§ **Record extracts**:
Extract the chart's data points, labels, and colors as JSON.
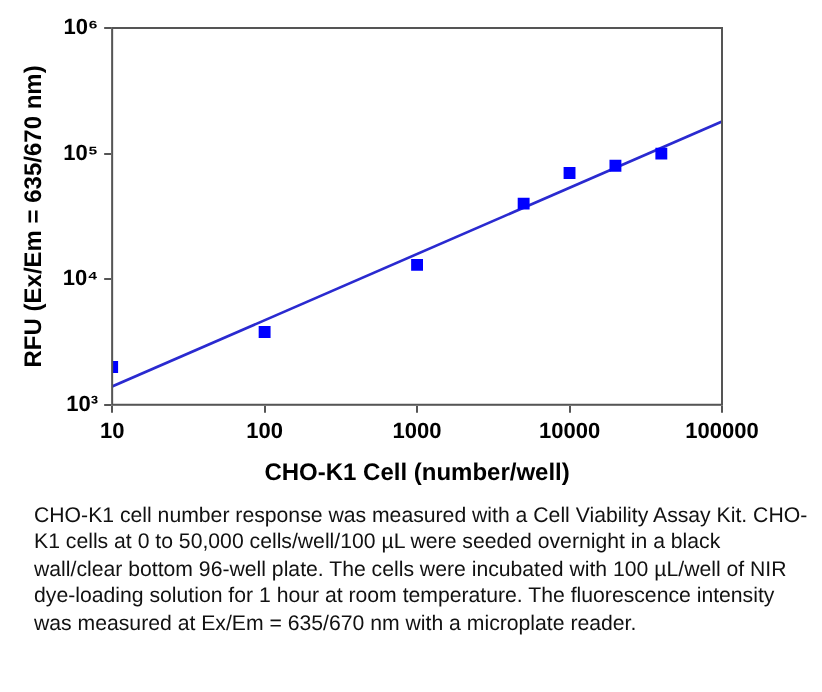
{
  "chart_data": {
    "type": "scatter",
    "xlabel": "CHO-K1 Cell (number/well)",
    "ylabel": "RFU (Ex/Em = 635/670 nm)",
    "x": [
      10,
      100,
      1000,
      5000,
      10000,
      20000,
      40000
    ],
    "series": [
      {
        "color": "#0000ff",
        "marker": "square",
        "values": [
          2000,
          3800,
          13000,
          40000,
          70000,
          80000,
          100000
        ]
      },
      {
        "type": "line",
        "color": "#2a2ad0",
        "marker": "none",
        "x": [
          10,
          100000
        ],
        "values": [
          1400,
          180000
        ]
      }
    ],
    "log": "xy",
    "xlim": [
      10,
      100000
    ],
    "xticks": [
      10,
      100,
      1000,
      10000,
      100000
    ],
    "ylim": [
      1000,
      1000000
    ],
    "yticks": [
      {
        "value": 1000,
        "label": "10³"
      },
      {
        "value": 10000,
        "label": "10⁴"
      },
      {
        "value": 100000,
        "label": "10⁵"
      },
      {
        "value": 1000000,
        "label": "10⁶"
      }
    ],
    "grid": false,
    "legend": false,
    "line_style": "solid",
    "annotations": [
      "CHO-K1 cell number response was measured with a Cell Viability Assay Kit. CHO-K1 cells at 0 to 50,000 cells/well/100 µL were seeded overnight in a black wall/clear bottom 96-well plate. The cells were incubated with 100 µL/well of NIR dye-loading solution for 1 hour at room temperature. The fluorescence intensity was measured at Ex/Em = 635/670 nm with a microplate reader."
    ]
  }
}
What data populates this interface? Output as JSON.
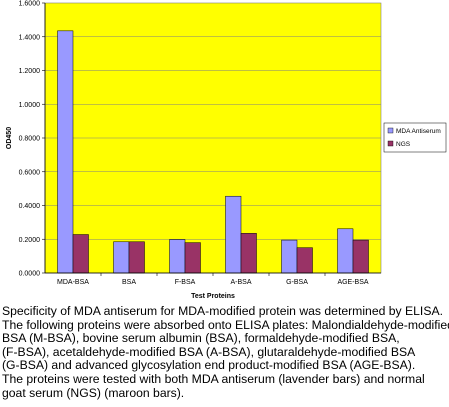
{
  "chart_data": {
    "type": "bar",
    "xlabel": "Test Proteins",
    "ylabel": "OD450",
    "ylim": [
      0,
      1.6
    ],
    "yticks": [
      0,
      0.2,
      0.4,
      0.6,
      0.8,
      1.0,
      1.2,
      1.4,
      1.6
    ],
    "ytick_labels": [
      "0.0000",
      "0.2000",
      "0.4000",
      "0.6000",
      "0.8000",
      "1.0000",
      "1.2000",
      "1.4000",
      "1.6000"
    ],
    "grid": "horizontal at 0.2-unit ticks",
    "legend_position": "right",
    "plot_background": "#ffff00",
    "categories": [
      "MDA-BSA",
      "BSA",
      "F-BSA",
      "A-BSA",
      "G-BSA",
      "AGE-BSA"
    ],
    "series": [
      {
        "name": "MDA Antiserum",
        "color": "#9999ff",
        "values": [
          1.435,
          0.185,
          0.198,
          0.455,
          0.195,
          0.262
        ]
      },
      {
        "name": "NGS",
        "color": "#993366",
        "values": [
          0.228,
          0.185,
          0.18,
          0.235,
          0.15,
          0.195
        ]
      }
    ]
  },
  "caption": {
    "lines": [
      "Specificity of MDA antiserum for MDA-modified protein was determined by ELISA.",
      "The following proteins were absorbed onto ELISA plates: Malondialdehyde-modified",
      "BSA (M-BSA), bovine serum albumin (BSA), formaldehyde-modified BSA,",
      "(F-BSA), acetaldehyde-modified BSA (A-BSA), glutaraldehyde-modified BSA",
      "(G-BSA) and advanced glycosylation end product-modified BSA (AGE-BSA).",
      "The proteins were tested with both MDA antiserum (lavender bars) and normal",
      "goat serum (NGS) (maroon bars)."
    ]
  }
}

§ **Task to carry out**:
List each line of the entries that holds the string "were".

§ **The answer**:
      "CHO-K1 cell number response was measured with a Cell Viability Assay Kit. CHO-K1 cells at 0 to 50,000 cells/well/100 µL were seeded overnight in a black wall/clear bottom 96-well plate. The cells were incubated with 100 µL/well of NIR dye-loading solution for 1 hour at room temperature. The fluorescence intensity was measured at Ex/Em = 635/670 nm with a microplate reader."
      "The following proteins were absorbed onto ELISA plates: Malondialdehyde-modified",
      "The proteins were tested with both MDA antiserum (lavender bars) and normal",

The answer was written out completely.